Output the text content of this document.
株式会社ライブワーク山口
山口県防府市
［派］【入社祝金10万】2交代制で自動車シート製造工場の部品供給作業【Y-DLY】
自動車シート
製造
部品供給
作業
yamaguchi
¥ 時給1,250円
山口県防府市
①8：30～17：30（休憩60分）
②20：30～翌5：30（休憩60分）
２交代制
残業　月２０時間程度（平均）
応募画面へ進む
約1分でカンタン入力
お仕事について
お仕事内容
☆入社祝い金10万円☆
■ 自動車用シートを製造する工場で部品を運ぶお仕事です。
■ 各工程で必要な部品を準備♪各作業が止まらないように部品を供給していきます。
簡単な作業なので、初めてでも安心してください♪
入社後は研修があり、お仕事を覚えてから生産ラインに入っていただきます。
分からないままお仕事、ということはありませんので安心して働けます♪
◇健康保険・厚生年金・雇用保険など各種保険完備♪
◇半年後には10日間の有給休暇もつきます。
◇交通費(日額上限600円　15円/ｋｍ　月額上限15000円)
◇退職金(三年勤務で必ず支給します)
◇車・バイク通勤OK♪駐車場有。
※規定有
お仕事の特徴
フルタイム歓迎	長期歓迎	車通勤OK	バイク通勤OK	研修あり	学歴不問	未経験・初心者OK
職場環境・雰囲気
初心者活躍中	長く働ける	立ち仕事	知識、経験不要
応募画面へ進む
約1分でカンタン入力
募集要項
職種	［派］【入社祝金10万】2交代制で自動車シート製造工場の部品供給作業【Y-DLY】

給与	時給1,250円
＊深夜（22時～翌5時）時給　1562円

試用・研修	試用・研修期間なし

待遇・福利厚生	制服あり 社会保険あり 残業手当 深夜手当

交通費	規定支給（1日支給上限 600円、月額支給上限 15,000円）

• [What needs to be done]: Go through the listing and copy all of it exactly.

• [Written response]:
Output the text content of this document.
株式会社ライブワーク山口
山口県防府市
［派］【入社祝金10万】2交代制で自動車シート製造工場の部品供給作業【Y-DLY】
自動車シート
製造
部品供給
作業
yamaguchi
¥ 時給1,250円
山口県防府市
①8：30～17：30（休憩60分）
②20：30～翌5：30（休憩60分）
２交代制
残業　月２０時間程度（平均）
応募画面へ進む
約1分でカンタン入力
お仕事について
お仕事内容
☆入社祝い金10万円☆
■ 自動車用シートを製造する工場で部品を運ぶお仕事です。
■ 各工程で必要な部品を準備♪各作業が止まらないように部品を供給していきます。
簡単な作業なので、初めてでも安心してください♪
入社後は研修があり、お仕事を覚えてから生産ラインに入っていただきます。
分からないままお仕事、ということはありませんので安心して働けます♪
◇健康保険・厚生年金・雇用保険など各種保険完備♪
◇半年後には10日間の有給休暇もつきます。
◇交通費(日額上限600円　15円/ｋｍ　月額上限15000円)
◇退職金(三年勤務で必ず支給します)
◇車・バイク通勤OK♪駐車場有。
※規定有
お仕事の特徴
フルタイム歓迎	長期歓迎	車通勤OK	バイク通勤OK	研修あり	学歴不問	未経験・初心者OK
職場環境・雰囲気
初心者活躍中	長く働ける	立ち仕事	知識、経験不要
応募画面へ進む
約1分でカンタン入力
募集要項
職種	［派］【入社祝金10万】2交代制で自動車シート製造工場の部品供給作業【Y-DLY】

給与	時給1,250円
＊深夜（22時～翌5時）時給　1562円

試用・研修	試用・研修期間なし

待遇・福利厚生	制服あり 社会保険あり 残業手当 深夜手当

交通費	規定支給（1日支給上限 600円、月額支給上限 15,000円）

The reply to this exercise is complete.